■ Task details ■
Each entry below is to be transcribed exactly.

= = = = = = =

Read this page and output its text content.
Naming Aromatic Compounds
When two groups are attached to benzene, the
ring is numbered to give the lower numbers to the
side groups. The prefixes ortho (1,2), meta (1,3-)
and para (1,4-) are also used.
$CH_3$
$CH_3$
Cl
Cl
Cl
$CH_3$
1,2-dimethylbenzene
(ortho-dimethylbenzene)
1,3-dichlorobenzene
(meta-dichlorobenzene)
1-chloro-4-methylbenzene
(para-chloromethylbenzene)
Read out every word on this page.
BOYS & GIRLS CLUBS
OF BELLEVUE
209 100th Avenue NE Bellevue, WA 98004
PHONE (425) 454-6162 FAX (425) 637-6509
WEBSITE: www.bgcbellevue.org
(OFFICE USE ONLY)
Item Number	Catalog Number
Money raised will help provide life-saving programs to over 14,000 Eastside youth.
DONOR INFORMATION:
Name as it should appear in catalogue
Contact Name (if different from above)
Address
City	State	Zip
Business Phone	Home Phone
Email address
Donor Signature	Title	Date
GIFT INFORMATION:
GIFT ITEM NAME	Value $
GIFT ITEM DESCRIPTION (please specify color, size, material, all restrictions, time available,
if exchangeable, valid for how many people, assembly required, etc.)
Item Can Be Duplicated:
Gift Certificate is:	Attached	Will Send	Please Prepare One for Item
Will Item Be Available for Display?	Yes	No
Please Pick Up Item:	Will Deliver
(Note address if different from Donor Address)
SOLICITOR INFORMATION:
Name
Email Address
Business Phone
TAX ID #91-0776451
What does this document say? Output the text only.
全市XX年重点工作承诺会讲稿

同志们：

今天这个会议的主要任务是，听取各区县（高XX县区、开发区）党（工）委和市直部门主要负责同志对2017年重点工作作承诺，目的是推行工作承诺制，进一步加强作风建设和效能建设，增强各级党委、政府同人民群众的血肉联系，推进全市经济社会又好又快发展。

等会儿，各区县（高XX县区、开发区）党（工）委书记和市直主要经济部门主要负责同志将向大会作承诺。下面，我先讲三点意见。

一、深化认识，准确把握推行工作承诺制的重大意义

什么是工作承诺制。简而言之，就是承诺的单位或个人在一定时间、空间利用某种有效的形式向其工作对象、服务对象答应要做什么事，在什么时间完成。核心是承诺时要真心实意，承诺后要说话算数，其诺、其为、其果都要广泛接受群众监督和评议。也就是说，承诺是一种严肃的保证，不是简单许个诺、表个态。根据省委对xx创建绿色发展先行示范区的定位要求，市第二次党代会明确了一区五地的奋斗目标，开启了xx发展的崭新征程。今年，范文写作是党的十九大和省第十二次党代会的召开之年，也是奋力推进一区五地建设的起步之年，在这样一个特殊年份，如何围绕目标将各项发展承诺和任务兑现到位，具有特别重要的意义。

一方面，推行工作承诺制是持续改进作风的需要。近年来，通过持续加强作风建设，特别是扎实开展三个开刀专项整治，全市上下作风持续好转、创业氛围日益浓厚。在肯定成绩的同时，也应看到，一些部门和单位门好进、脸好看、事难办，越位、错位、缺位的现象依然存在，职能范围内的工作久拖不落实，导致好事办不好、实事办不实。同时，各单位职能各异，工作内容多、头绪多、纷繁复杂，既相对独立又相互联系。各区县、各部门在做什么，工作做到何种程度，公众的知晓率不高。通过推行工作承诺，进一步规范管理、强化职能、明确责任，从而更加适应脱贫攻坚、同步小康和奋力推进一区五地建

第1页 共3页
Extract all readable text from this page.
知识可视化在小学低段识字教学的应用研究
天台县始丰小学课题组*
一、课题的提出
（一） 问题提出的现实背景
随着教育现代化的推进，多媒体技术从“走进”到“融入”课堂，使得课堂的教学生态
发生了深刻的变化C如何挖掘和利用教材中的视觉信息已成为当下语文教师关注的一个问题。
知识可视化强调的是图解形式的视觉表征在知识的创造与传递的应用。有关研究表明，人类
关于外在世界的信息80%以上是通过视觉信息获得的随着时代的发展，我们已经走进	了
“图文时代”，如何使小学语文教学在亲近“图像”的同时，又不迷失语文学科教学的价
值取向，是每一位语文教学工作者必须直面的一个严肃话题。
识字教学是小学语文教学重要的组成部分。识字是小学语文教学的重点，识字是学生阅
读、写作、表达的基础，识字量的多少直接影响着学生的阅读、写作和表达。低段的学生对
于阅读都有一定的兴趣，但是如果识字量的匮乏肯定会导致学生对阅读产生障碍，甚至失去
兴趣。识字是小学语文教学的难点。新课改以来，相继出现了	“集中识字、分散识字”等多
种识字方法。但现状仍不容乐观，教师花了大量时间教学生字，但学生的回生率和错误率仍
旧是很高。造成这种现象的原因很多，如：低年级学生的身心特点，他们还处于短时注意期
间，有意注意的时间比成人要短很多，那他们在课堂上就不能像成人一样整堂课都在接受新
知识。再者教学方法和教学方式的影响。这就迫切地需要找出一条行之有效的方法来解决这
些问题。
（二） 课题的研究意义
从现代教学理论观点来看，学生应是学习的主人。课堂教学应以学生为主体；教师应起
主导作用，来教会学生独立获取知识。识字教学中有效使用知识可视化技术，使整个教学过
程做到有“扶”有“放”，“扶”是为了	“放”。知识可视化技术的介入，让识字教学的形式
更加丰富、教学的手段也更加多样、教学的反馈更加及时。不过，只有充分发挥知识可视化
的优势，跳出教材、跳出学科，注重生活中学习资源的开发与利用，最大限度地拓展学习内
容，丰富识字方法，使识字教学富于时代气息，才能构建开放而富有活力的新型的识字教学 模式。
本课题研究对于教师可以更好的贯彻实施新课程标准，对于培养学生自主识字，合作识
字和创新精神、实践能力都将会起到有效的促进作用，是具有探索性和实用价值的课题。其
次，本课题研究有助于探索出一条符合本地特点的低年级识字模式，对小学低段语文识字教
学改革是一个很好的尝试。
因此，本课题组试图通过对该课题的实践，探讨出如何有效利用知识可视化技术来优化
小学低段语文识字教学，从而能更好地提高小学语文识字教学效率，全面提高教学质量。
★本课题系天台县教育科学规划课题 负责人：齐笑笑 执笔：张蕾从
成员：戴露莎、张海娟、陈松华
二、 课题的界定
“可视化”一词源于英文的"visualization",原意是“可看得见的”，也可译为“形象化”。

= = = = = = =

■ Answer below ■
Read this page and output its text content.
Naming Aromatic Compounds
When two groups are attached to benzene, the
ring is numbered to give the lower numbers to the
side groups. The prefixes ortho (1,2), meta (1,3-)
and para (1,4-) are also used.
$CH_3$
$CH_3$
Cl
Cl
Cl
$CH_3$
1,2-dimethylbenzene
(ortho-dimethylbenzene)
1,3-dichlorobenzene
(meta-dichlorobenzene)
1-chloro-4-methylbenzene
(para-chloromethylbenzene)
Read out every word on this page.
BOYS & GIRLS CLUBS
OF BELLEVUE
209 100th Avenue NE Bellevue, WA 98004
PHONE (425) 454-6162 FAX (425) 637-6509
WEBSITE: www.bgcbellevue.org
(OFFICE USE ONLY)
Item Number	Catalog Number
Money raised will help provide life-saving programs to over 14,000 Eastside youth.
DONOR INFORMATION:
Name as it should appear in catalogue
Contact Name (if different from above)
Address
City	State	Zip
Business Phone	Home Phone
Email address
Donor Signature	Title	Date
GIFT INFORMATION:
GIFT ITEM NAME	Value $
GIFT ITEM DESCRIPTION (please specify color, size, material, all restrictions, time available,
if exchangeable, valid for how many people, assembly required, etc.)
Item Can Be Duplicated:
Gift Certificate is:	Attached	Will Send	Please Prepare One for Item
Will Item Be Available for Display?	Yes	No
Please Pick Up Item:	Will Deliver
(Note address if different from Donor Address)
SOLICITOR INFORMATION:
Name
Email Address
Business Phone
TAX ID #91-0776451
What does this document say? Output the text only.
全市XX年重点工作承诺会讲稿

同志们：

今天这个会议的主要任务是，听取各区县（高XX县区、开发区）党（工）委和市直部门主要负责同志对2017年重点工作作承诺，目的是推行工作承诺制，进一步加强作风建设和效能建设，增强各级党委、政府同人民群众的血肉联系，推进全市经济社会又好又快发展。

等会儿，各区县（高XX县区、开发区）党（工）委书记和市直主要经济部门主要负责同志将向大会作承诺。下面，我先讲三点意见。

一、深化认识，准确把握推行工作承诺制的重大意义

什么是工作承诺制。简而言之，就是承诺的单位或个人在一定时间、空间利用某种有效的形式向其工作对象、服务对象答应要做什么事，在什么时间完成。核心是承诺时要真心实意，承诺后要说话算数，其诺、其为、其果都要广泛接受群众监督和评议。也就是说，承诺是一种严肃的保证，不是简单许个诺、表个态。根据省委对xx创建绿色发展先行示范区的定位要求，市第二次党代会明确了一区五地的奋斗目标，开启了xx发展的崭新征程。今年，范文写作是党的十九大和省第十二次党代会的召开之年，也是奋力推进一区五地建设的起步之年，在这样一个特殊年份，如何围绕目标将各项发展承诺和任务兑现到位，具有特别重要的意义。

一方面，推行工作承诺制是持续改进作风的需要。近年来，通过持续加强作风建设，特别是扎实开展三个开刀专项整治，全市上下作风持续好转、创业氛围日益浓厚。在肯定成绩的同时，也应看到，一些部门和单位门好进、脸好看、事难办，越位、错位、缺位的现象依然存在，职能范围内的工作久拖不落实，导致好事办不好、实事办不实。同时，各单位职能各异，工作内容多、头绪多、纷繁复杂，既相对独立又相互联系。各区县、各部门在做什么，工作做到何种程度，公众的知晓率不高。通过推行工作承诺，进一步规范管理、强化职能、明确责任，从而更加适应脱贫攻坚、同步小康和奋力推进一区五地建

第1页 共3页
Extract all readable text from this page.
知识可视化在小学低段识字教学的应用研究
天台县始丰小学课题组*
一、课题的提出
（一） 问题提出的现实背景
随着教育现代化的推进，多媒体技术从“走进”到“融入”课堂，使得课堂的教学生态
发生了深刻的变化C如何挖掘和利用教材中的视觉信息已成为当下语文教师关注的一个问题。
知识可视化强调的是图解形式的视觉表征在知识的创造与传递的应用。有关研究表明，人类
关于外在世界的信息80%以上是通过视觉信息获得的随着时代的发展，我们已经走进	了
“图文时代”，如何使小学语文教学在亲近“图像”的同时，又不迷失语文学科教学的价
值取向，是每一位语文教学工作者必须直面的一个严肃话题。
识字教学是小学语文教学重要的组成部分。识字是小学语文教学的重点，识字是学生阅
读、写作、表达的基础，识字量的多少直接影响着学生的阅读、写作和表达。低段的学生对
于阅读都有一定的兴趣，但是如果识字量的匮乏肯定会导致学生对阅读产生障碍，甚至失去
兴趣。识字是小学语文教学的难点。新课改以来，相继出现了	“集中识字、分散识字”等多
种识字方法。但现状仍不容乐观，教师花了大量时间教学生字，但学生的回生率和错误率仍
旧是很高。造成这种现象的原因很多，如：低年级学生的身心特点，他们还处于短时注意期
间，有意注意的时间比成人要短很多，那他们在课堂上就不能像成人一样整堂课都在接受新
知识。再者教学方法和教学方式的影响。这就迫切地需要找出一条行之有效的方法来解决这
些问题。
（二） 课题的研究意义
从现代教学理论观点来看，学生应是学习的主人。课堂教学应以学生为主体；教师应起
主导作用，来教会学生独立获取知识。识字教学中有效使用知识可视化技术，使整个教学过
程做到有“扶”有“放”，“扶”是为了	“放”。知识可视化技术的介入，让识字教学的形式
更加丰富、教学的手段也更加多样、教学的反馈更加及时。不过，只有充分发挥知识可视化
的优势，跳出教材、跳出学科，注重生活中学习资源的开发与利用，最大限度地拓展学习内
容，丰富识字方法，使识字教学富于时代气息，才能构建开放而富有活力的新型的识字教学 模式。
本课题研究对于教师可以更好的贯彻实施新课程标准，对于培养学生自主识字，合作识
字和创新精神、实践能力都将会起到有效的促进作用，是具有探索性和实用价值的课题。其
次，本课题研究有助于探索出一条符合本地特点的低年级识字模式，对小学低段语文识字教
学改革是一个很好的尝试。
因此，本课题组试图通过对该课题的实践，探讨出如何有效利用知识可视化技术来优化
小学低段语文识字教学，从而能更好地提高小学语文识字教学效率，全面提高教学质量。
★本课题系天台县教育科学规划课题 负责人：齐笑笑 执笔：张蕾从
成员：戴露莎、张海娟、陈松华
二、 课题的界定
“可视化”一词源于英文的"visualization",原意是“可看得见的”，也可译为“形象化”。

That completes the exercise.